- [TASK PROMPT]: Repeat each line of the material below exactly as it appears, minus any pictures.
━━━━━━
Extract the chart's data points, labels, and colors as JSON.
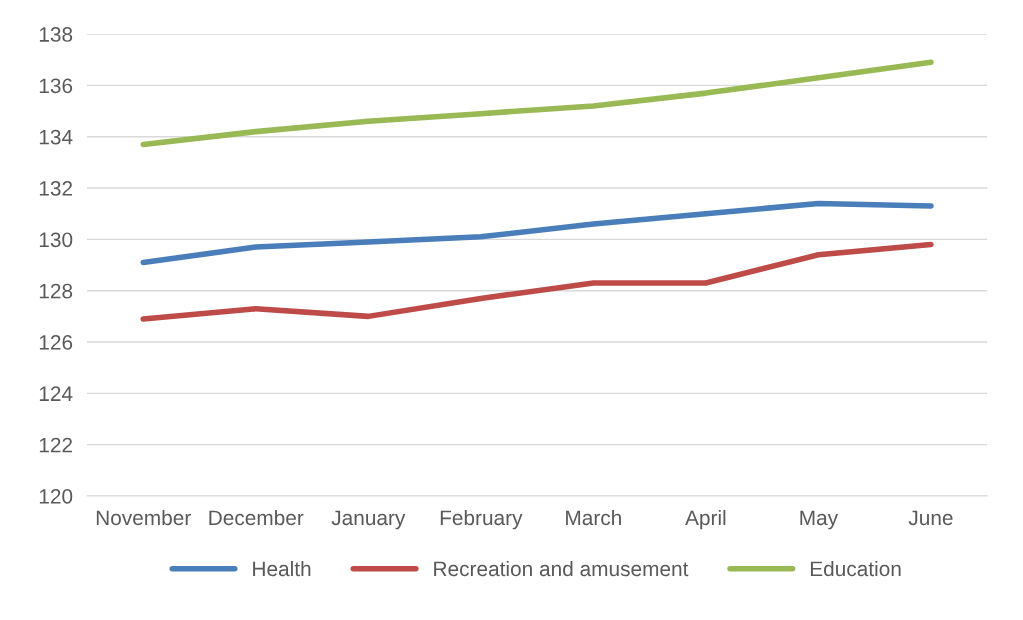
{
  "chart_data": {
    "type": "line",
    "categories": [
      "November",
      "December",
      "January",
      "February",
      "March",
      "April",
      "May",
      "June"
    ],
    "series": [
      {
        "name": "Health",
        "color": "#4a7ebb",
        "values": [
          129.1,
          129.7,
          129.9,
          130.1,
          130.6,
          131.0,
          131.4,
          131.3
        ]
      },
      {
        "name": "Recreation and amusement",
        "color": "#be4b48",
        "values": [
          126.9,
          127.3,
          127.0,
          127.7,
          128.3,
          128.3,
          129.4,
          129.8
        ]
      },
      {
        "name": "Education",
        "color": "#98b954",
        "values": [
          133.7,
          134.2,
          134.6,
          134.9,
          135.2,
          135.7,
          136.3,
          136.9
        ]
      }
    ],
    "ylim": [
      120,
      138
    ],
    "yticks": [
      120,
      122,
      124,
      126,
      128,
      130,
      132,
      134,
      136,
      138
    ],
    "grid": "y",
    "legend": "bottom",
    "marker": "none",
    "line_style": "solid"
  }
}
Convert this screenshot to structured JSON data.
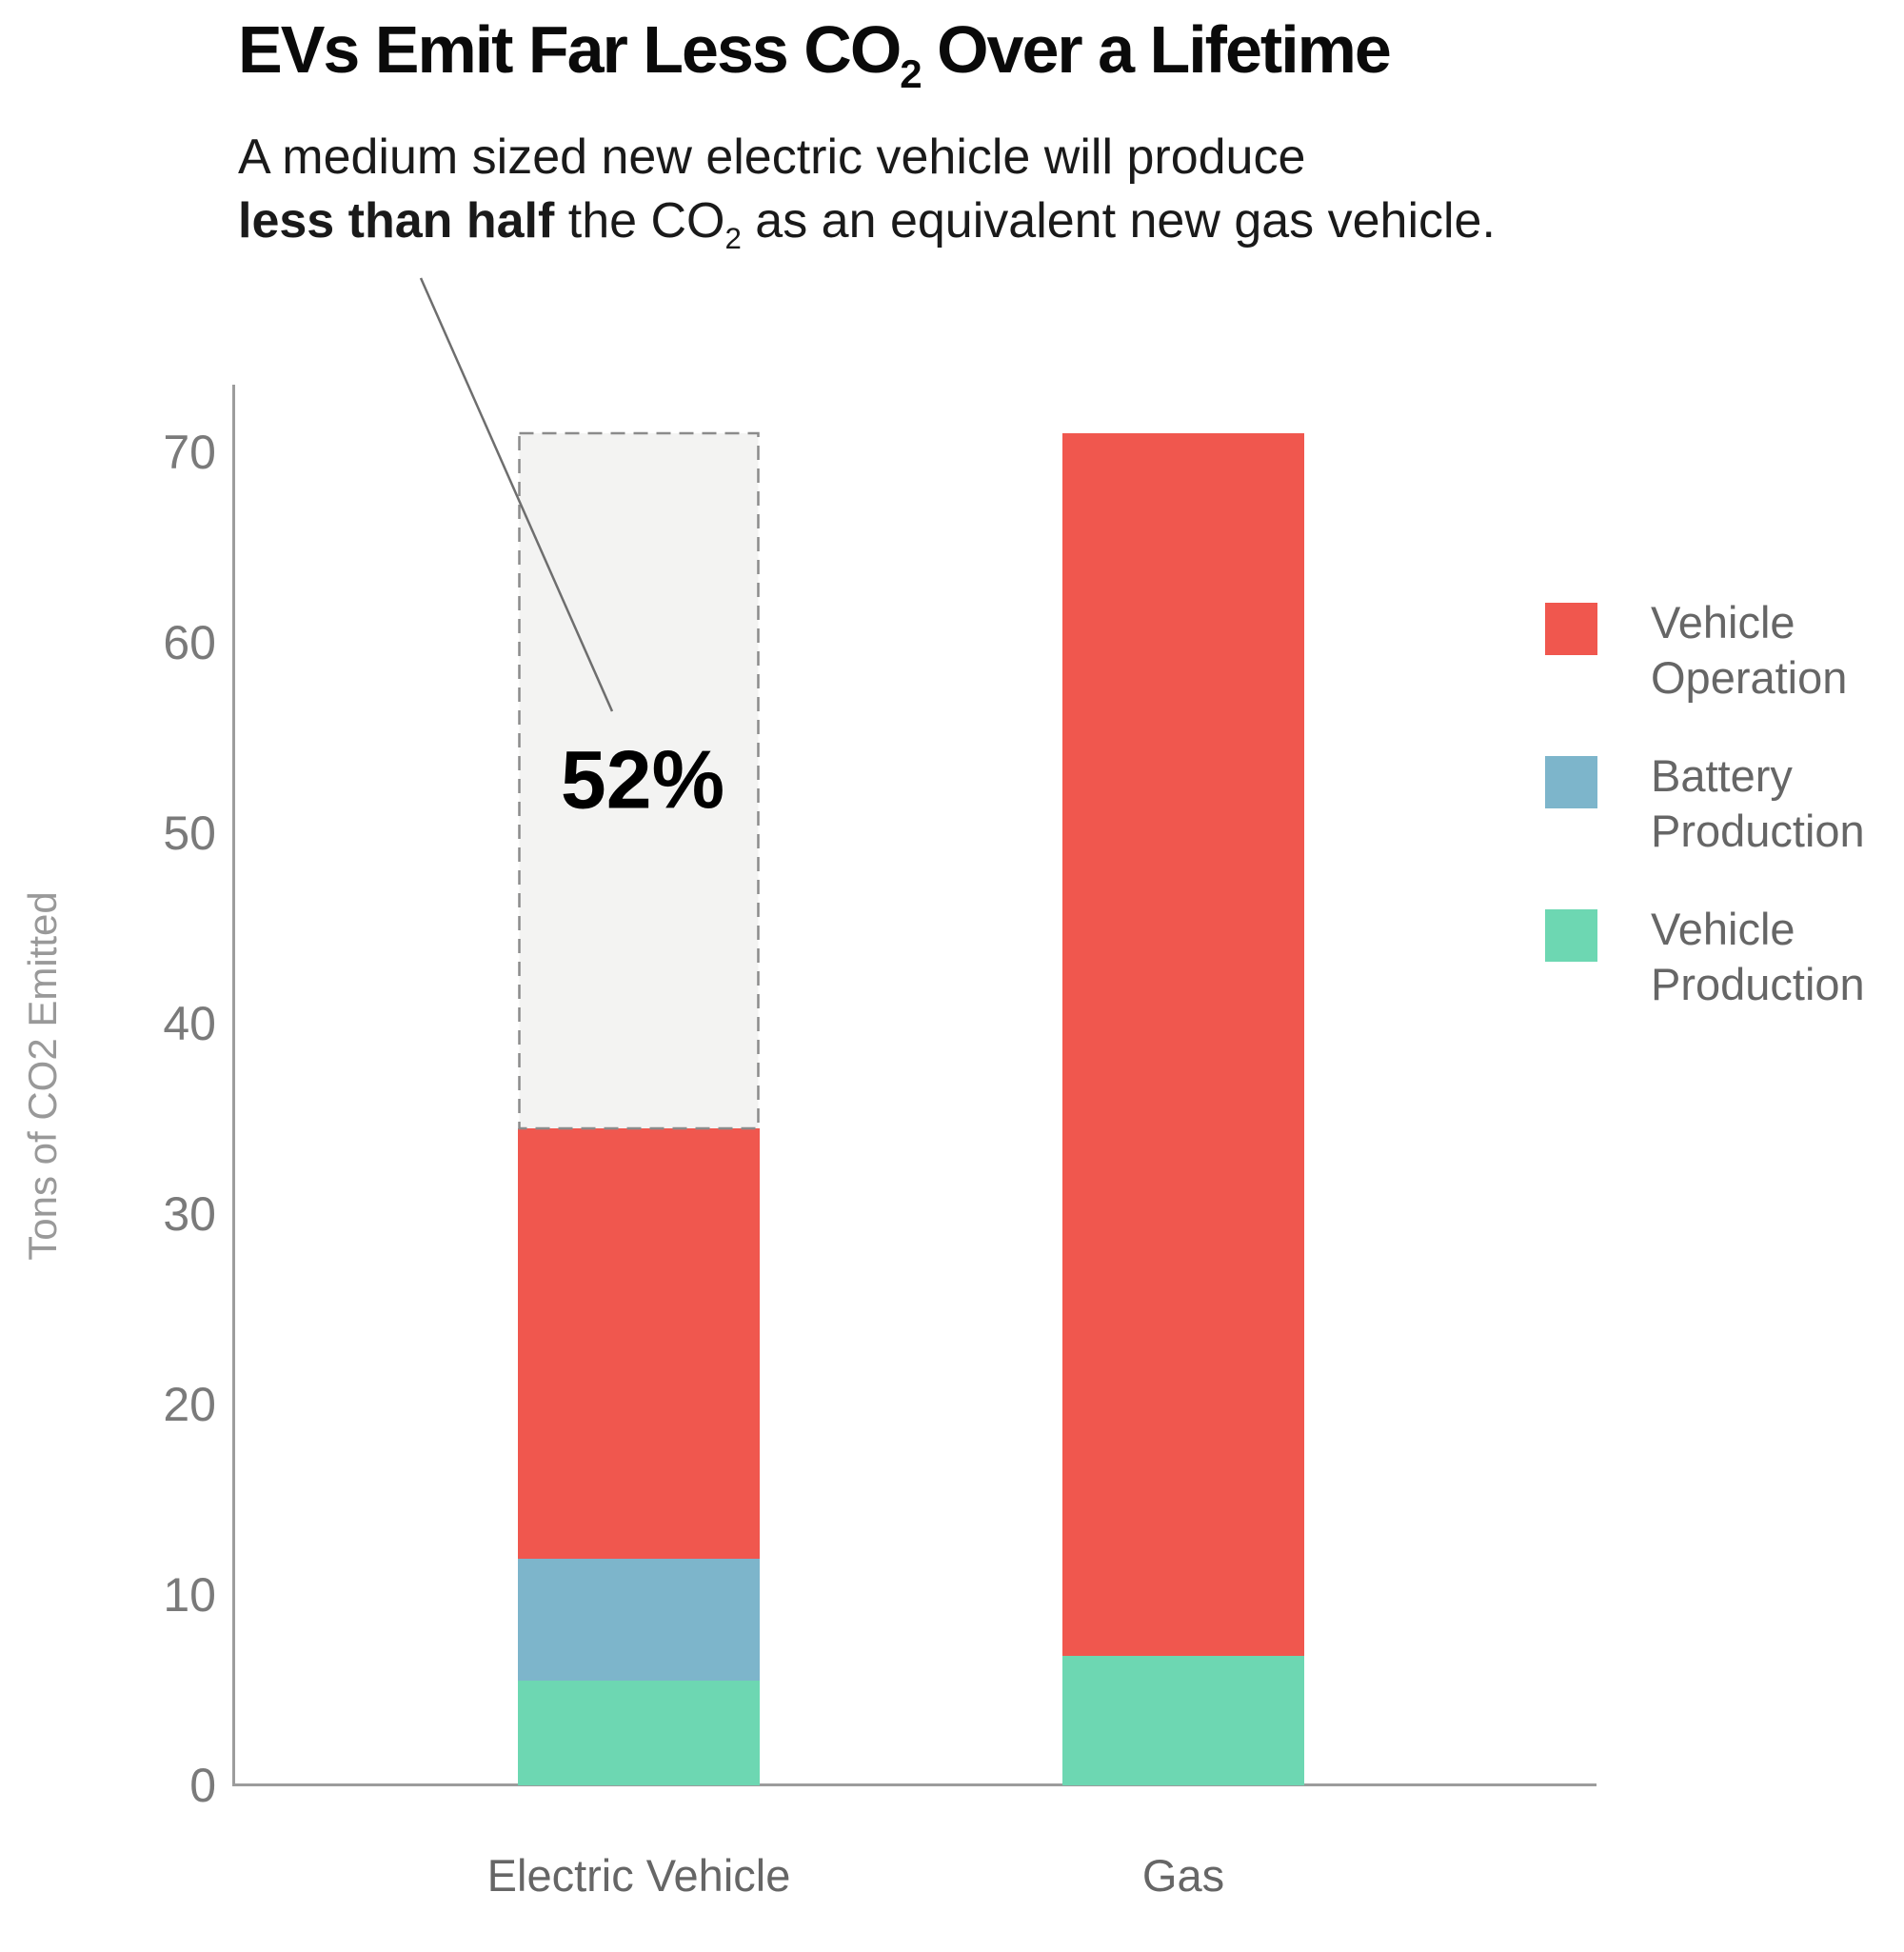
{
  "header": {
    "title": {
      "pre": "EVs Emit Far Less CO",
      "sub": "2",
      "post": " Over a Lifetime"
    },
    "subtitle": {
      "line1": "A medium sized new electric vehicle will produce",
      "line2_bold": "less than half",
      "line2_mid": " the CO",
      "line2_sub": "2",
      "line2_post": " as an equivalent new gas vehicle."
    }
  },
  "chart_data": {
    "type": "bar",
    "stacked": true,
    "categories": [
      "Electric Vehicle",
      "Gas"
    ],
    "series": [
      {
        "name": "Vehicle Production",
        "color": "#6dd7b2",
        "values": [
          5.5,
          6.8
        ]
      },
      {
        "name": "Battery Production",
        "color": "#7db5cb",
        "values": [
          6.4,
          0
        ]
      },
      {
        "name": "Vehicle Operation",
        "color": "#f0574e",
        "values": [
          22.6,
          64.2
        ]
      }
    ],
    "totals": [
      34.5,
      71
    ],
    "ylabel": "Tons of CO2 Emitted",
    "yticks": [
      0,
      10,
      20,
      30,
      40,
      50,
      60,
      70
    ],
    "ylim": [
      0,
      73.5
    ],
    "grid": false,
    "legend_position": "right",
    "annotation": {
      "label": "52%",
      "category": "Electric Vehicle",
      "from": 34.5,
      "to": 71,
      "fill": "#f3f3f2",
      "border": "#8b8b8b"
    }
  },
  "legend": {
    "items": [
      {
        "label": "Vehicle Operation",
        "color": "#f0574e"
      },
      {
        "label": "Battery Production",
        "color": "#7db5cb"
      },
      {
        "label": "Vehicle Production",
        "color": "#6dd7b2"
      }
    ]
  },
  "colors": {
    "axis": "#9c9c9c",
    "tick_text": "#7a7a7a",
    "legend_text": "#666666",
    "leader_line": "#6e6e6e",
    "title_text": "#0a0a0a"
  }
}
━━━━━━
- [RESPONSE TO THIS TASK]:
Extract the chart's data points, labels, and colors as JSON.
{
  "chart_data": {
    "type": "line",
    "categories": [
      "November",
      "December",
      "January",
      "February",
      "March",
      "April",
      "May",
      "June"
    ],
    "series": [
      {
        "name": "Health",
        "color": "#4a7ebb",
        "values": [
          129.1,
          129.7,
          129.9,
          130.1,
          130.6,
          131.0,
          131.4,
          131.3
        ]
      },
      {
        "name": "Recreation and amusement",
        "color": "#be4b48",
        "values": [
          126.9,
          127.3,
          127.0,
          127.7,
          128.3,
          128.3,
          129.4,
          129.8
        ]
      },
      {
        "name": "Education",
        "color": "#98b954",
        "values": [
          133.7,
          134.2,
          134.6,
          134.9,
          135.2,
          135.7,
          136.3,
          136.9
        ]
      }
    ],
    "ylim": [
      120,
      138
    ],
    "yticks": [
      120,
      122,
      124,
      126,
      128,
      130,
      132,
      134,
      136,
      138
    ],
    "grid": "y",
    "legend": "bottom",
    "marker": "none",
    "line_style": "solid"
  }
}
Convert this screenshot to structured JSON data.
{
  "header": {
    "title": {
      "pre": "EVs Emit Far Less CO",
      "sub": "2",
      "post": " Over a Lifetime"
    },
    "subtitle": {
      "line1": "A medium sized new electric vehicle will produce",
      "line2_bold": "less than half",
      "line2_mid": " the CO",
      "line2_sub": "2",
      "line2_post": " as an equivalent new gas vehicle."
    }
  },
  "chart_data": {
    "type": "bar",
    "stacked": true,
    "categories": [
      "Electric Vehicle",
      "Gas"
    ],
    "series": [
      {
        "name": "Vehicle Production",
        "color": "#6dd7b2",
        "values": [
          5.5,
          6.8
        ]
      },
      {
        "name": "Battery Production",
        "color": "#7db5cb",
        "values": [
          6.4,
          0
        ]
      },
      {
        "name": "Vehicle Operation",
        "color": "#f0574e",
        "values": [
          22.6,
          64.2
        ]
      }
    ],
    "totals": [
      34.5,
      71
    ],
    "ylabel": "Tons of CO2 Emitted",
    "yticks": [
      0,
      10,
      20,
      30,
      40,
      50,
      60,
      70
    ],
    "ylim": [
      0,
      73.5
    ],
    "grid": false,
    "legend_position": "right",
    "annotation": {
      "label": "52%",
      "category": "Electric Vehicle",
      "from": 34.5,
      "to": 71,
      "fill": "#f3f3f2",
      "border": "#8b8b8b"
    }
  },
  "legend": {
    "items": [
      {
        "label": "Vehicle Operation",
        "color": "#f0574e"
      },
      {
        "label": "Battery Production",
        "color": "#7db5cb"
      },
      {
        "label": "Vehicle Production",
        "color": "#6dd7b2"
      }
    ]
  },
  "colors": {
    "axis": "#9c9c9c",
    "tick_text": "#7a7a7a",
    "legend_text": "#666666",
    "leader_line": "#6e6e6e",
    "title_text": "#0a0a0a"
  }
}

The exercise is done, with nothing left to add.